Saved data entries:
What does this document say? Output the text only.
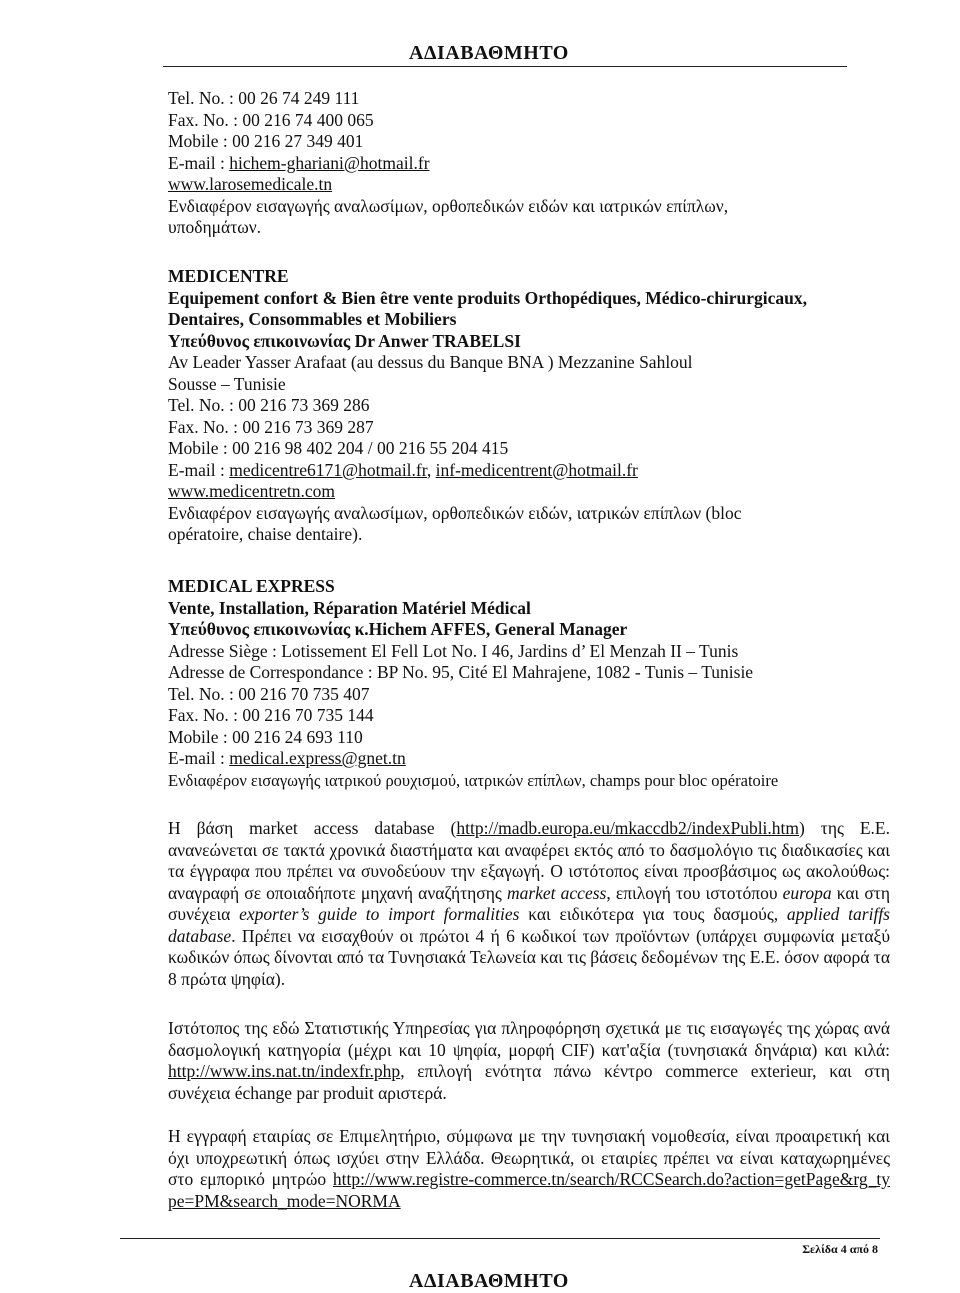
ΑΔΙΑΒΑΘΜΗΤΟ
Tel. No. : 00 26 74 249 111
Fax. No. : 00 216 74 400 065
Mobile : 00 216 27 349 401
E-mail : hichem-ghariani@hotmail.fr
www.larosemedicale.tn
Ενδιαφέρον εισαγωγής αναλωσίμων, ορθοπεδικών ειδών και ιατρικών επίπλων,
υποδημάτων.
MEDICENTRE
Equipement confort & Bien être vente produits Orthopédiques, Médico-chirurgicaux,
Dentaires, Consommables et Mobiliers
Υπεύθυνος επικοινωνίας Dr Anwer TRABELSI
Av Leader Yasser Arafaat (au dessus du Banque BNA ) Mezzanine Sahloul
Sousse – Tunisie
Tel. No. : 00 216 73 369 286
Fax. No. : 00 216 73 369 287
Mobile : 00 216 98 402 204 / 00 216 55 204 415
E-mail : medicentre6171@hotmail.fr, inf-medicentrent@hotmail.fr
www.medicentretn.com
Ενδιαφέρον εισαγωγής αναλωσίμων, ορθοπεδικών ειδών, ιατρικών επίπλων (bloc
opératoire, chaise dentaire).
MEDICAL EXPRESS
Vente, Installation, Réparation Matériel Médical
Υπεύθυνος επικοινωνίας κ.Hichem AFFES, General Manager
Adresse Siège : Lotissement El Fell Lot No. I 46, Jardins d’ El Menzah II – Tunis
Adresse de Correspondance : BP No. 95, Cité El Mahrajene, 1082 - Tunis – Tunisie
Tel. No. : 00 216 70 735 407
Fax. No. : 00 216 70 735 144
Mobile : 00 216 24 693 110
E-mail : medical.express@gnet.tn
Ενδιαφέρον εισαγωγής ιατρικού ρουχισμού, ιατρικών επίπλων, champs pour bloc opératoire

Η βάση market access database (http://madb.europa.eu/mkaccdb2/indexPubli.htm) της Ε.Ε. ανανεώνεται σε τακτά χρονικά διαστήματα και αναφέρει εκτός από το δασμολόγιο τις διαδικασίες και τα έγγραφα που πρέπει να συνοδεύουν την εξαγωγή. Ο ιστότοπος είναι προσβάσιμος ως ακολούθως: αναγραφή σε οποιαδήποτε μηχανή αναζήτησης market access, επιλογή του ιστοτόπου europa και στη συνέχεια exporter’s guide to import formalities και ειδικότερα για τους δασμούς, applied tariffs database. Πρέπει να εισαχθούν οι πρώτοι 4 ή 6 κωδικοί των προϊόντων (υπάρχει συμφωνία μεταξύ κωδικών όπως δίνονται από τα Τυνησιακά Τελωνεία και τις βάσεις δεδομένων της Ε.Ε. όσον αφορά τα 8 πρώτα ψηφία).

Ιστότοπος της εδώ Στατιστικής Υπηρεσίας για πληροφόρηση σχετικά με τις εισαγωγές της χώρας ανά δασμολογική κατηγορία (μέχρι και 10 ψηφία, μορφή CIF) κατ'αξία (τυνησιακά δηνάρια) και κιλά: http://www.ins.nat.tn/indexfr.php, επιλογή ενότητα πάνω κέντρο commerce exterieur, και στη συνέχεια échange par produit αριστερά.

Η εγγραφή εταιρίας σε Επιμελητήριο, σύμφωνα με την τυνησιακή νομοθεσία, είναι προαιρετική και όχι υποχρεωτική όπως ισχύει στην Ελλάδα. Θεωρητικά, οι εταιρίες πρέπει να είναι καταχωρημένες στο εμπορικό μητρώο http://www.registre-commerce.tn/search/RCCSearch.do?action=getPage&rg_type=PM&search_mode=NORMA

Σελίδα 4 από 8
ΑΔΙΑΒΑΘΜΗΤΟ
---
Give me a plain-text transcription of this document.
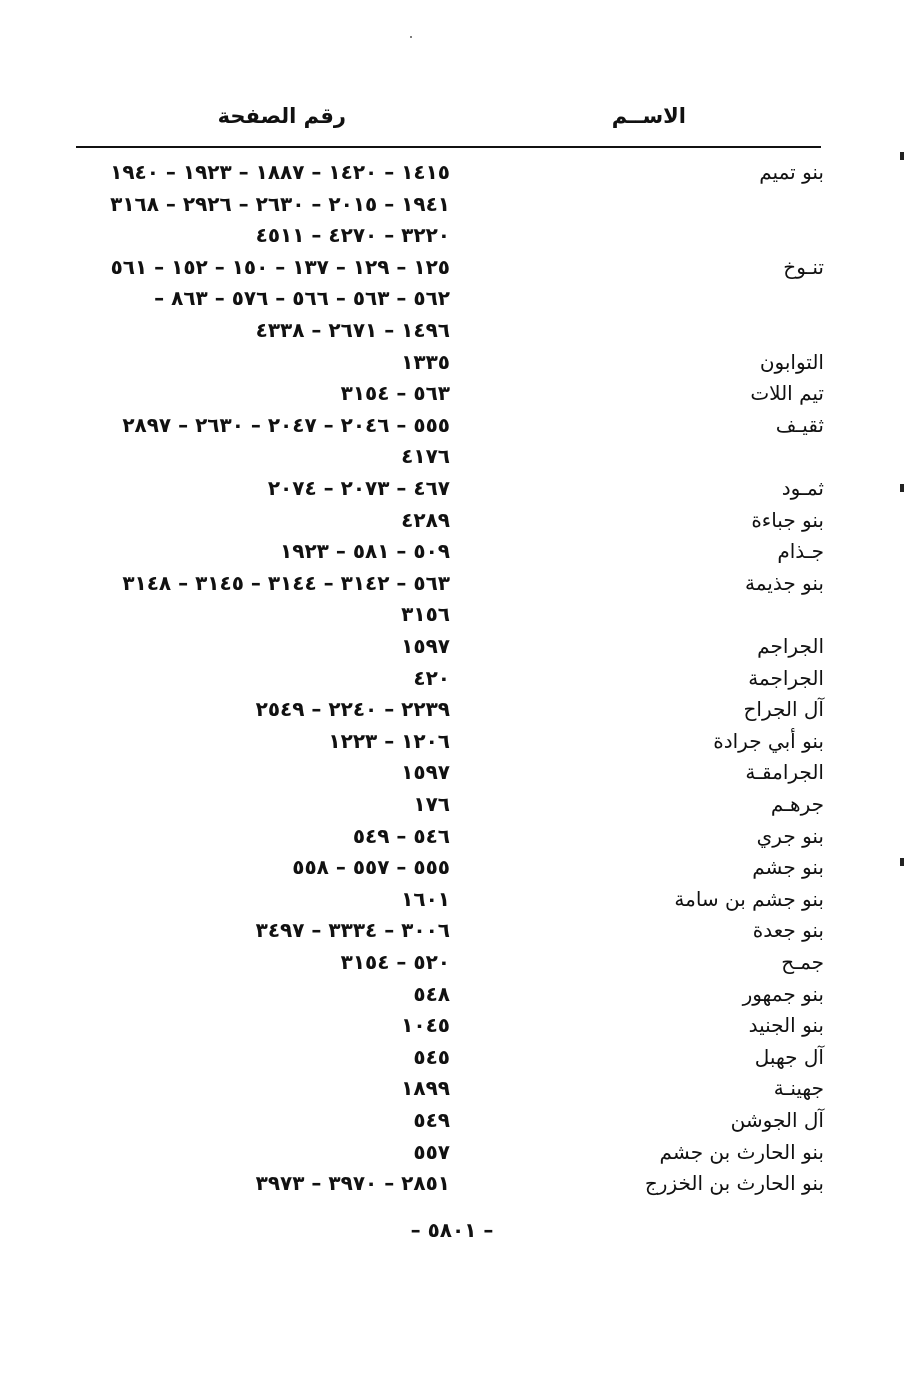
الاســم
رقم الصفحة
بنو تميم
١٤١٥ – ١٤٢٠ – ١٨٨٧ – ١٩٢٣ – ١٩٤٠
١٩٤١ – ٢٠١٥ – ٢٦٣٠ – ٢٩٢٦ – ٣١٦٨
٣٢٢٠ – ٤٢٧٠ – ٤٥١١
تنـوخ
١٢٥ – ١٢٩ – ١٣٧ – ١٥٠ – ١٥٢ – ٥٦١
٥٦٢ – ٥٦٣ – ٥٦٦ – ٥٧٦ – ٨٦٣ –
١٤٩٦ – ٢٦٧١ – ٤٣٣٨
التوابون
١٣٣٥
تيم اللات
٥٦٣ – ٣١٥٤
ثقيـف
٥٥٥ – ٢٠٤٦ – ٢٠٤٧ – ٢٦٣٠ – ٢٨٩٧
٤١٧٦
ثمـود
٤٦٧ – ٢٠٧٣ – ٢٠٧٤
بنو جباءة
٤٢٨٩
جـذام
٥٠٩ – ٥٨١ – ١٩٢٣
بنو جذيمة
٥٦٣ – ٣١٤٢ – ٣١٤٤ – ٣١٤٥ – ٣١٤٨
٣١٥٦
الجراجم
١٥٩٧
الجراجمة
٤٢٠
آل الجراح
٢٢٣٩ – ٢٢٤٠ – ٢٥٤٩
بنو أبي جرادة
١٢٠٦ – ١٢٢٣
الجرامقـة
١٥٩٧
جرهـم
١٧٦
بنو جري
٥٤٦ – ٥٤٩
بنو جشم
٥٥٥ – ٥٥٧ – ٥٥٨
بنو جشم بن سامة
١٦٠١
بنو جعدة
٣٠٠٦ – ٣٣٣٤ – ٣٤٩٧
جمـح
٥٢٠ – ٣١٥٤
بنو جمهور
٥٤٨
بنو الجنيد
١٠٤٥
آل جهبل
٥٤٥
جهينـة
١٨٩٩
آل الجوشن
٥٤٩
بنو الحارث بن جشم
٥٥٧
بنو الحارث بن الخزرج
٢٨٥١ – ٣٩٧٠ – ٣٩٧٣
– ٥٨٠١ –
---
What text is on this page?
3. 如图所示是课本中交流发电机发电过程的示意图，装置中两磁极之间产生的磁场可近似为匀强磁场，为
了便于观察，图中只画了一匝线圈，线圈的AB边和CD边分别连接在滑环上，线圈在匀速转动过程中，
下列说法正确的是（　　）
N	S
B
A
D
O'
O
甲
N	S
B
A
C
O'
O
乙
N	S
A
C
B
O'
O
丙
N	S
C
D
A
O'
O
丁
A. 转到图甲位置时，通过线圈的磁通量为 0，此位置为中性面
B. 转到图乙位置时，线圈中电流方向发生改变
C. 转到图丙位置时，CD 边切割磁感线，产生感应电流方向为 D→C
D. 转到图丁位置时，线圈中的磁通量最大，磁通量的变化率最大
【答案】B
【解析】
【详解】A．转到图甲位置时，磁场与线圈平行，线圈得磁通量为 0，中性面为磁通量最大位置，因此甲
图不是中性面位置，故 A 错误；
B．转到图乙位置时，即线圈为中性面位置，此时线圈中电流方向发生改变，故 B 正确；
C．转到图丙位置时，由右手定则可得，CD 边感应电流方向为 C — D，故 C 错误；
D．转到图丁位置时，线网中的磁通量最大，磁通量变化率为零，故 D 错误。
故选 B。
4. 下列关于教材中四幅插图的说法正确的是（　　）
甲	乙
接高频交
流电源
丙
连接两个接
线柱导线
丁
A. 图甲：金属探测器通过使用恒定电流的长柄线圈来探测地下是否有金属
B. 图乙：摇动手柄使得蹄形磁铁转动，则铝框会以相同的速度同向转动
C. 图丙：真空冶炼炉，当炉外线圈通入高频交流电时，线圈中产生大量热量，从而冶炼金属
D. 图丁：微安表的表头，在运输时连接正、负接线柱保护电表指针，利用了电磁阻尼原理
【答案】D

- Objective
Give only the number of lines in the preceding material that contain the string "συνέχεια".

- Exercise solution
2